[Saved data entries]
_____
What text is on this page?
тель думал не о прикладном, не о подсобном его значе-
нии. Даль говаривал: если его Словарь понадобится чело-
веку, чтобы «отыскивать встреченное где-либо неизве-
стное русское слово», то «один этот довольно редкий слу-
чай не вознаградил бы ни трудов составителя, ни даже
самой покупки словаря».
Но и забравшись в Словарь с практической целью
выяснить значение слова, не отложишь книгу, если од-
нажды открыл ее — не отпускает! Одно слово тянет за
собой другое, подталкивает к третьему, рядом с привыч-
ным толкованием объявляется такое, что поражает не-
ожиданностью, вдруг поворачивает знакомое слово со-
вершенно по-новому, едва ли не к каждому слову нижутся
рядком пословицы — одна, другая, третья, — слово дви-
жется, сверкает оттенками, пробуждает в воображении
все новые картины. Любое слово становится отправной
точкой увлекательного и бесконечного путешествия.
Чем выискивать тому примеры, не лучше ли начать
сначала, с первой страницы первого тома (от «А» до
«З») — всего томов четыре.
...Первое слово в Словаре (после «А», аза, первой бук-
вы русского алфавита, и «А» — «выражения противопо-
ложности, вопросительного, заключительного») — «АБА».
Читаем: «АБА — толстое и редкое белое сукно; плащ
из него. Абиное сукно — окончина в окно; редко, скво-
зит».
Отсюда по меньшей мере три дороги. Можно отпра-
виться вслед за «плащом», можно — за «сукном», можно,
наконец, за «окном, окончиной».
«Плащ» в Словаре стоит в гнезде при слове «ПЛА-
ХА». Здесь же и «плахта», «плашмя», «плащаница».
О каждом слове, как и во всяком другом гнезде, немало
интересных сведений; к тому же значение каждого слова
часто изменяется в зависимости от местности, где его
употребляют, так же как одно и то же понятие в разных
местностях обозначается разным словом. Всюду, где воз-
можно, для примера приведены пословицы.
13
_____
_Direction:_
All of the material must be reproduced exactly.

_Problem solution:_
What text is on this page?
тель думал не о прикладном, не о подсобном его значе-
нии. Даль говаривал: если его Словарь понадобится чело-
веку, чтобы «отыскивать встреченное где-либо неизве-
стное русское слово», то «один этот довольно редкий слу-
чай не вознаградил бы ни трудов составителя, ни даже
самой покупки словаря».
Но и забравшись в Словарь с практической целью
выяснить значение слова, не отложишь книгу, если од-
нажды открыл ее — не отпускает! Одно слово тянет за
собой другое, подталкивает к третьему, рядом с привыч-
ным толкованием объявляется такое, что поражает не-
ожиданностью, вдруг поворачивает знакомое слово со-
вершенно по-новому, едва ли не к каждому слову нижутся
рядком пословицы — одна, другая, третья, — слово дви-
жется, сверкает оттенками, пробуждает в воображении
все новые картины. Любое слово становится отправной
точкой увлекательного и бесконечного путешествия.
Чем выискивать тому примеры, не лучше ли начать
сначала, с первой страницы первого тома (от «А» до
«З») — всего томов четыре.
...Первое слово в Словаре (после «А», аза, первой бук-
вы русского алфавита, и «А» — «выражения противопо-
ложности, вопросительного, заключительного») — «АБА».
Читаем: «АБА — толстое и редкое белое сукно; плащ
из него. Абиное сукно — окончина в окно; редко, скво-
зит».
Отсюда по меньшей мере три дороги. Можно отпра-
виться вслед за «плащом», можно — за «сукном», можно,
наконец, за «окном, окончиной».
«Плащ» в Словаре стоит в гнезде при слове «ПЛА-
ХА». Здесь же и «плахта», «плашмя», «плащаница».
О каждом слове, как и во всяком другом гнезде, немало
интересных сведений; к тому же значение каждого слова
часто изменяется в зависимости от местности, где его
употребляют, так же как одно и то же понятие в разных
местностях обозначается разным словом. Всюду, где воз-
можно, для примера приведены пословицы.
13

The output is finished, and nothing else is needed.